Given problem:
Work out how many lines hold the string "után". The answer is a single number, nothing more.

Information shown:
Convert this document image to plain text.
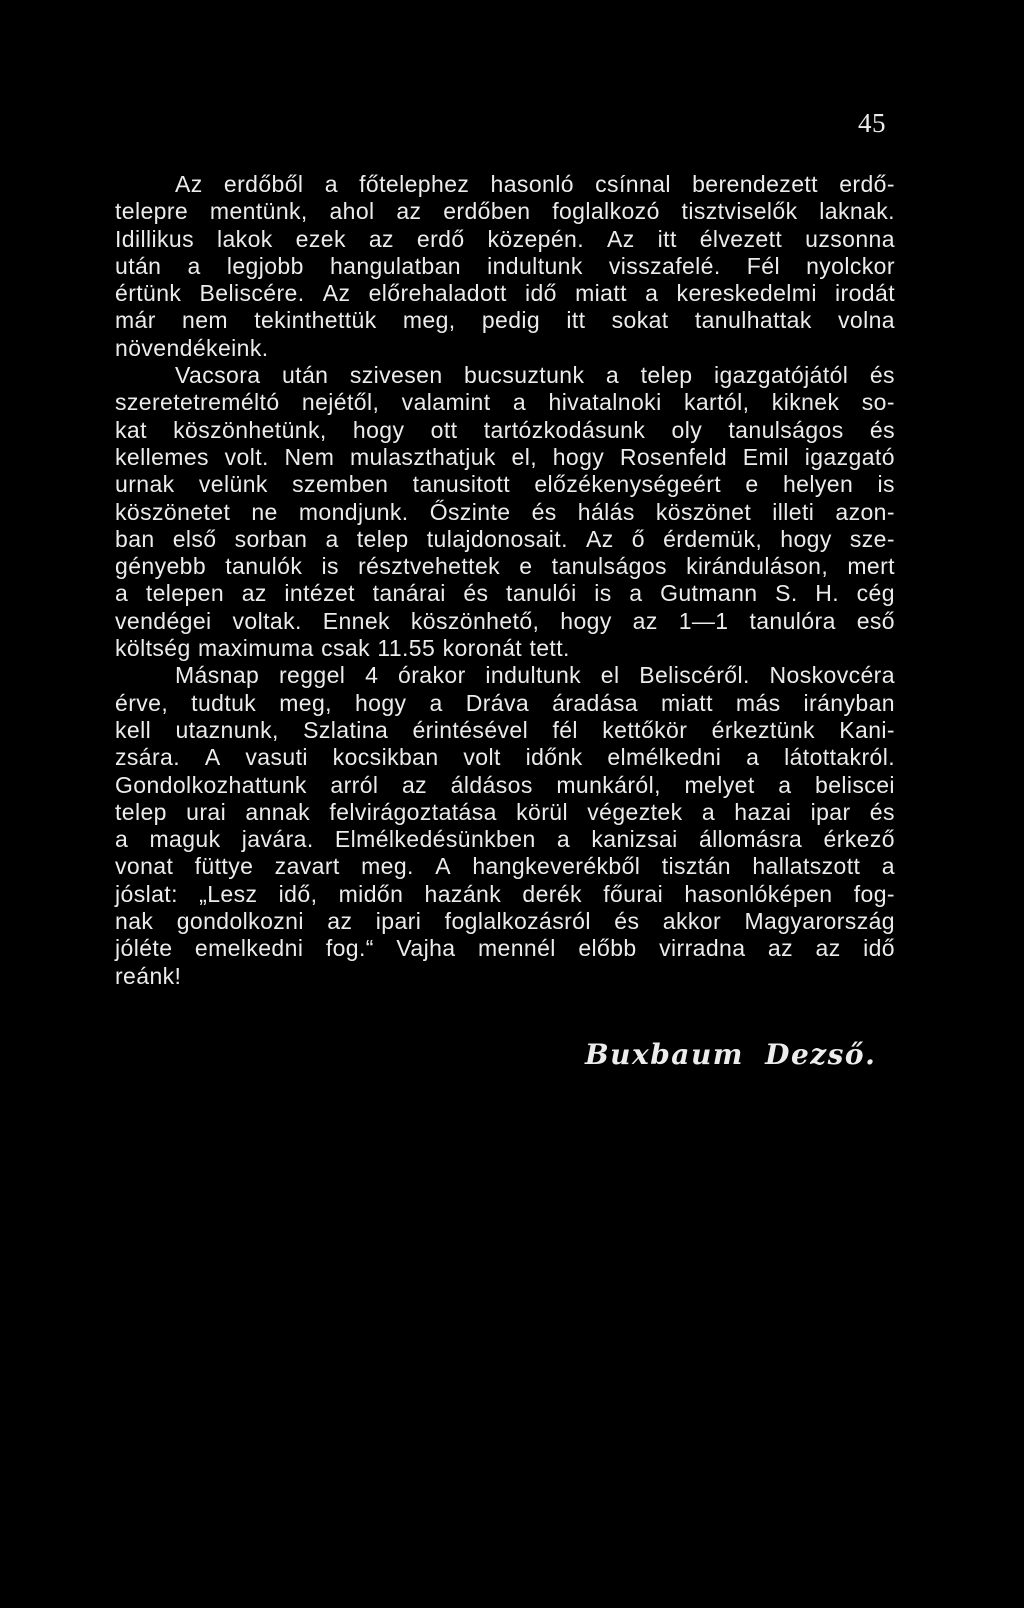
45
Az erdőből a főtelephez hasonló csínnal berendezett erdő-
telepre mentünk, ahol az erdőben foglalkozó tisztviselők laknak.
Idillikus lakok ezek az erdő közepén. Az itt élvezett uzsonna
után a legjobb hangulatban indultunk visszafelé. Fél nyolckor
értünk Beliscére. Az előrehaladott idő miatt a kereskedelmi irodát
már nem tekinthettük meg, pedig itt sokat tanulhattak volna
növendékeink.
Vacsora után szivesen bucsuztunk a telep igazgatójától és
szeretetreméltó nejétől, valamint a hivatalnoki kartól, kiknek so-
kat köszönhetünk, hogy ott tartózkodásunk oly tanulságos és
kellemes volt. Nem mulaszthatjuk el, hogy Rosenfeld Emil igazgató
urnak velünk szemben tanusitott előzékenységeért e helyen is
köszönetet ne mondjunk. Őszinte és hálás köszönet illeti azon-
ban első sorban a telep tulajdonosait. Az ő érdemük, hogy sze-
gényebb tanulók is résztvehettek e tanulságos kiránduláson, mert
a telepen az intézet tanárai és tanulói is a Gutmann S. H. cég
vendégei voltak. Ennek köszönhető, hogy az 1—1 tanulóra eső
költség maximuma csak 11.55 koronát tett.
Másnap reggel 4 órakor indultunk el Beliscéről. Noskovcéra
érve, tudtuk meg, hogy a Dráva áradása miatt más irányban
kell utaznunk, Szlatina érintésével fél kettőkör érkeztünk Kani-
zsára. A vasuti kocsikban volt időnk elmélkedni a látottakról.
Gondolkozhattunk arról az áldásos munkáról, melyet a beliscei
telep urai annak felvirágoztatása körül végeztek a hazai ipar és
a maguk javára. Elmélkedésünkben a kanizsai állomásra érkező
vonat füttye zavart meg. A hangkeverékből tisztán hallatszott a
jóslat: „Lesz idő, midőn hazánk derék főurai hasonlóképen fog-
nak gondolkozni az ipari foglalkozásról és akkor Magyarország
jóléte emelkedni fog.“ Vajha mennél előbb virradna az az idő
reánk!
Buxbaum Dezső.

Exercise solution:
2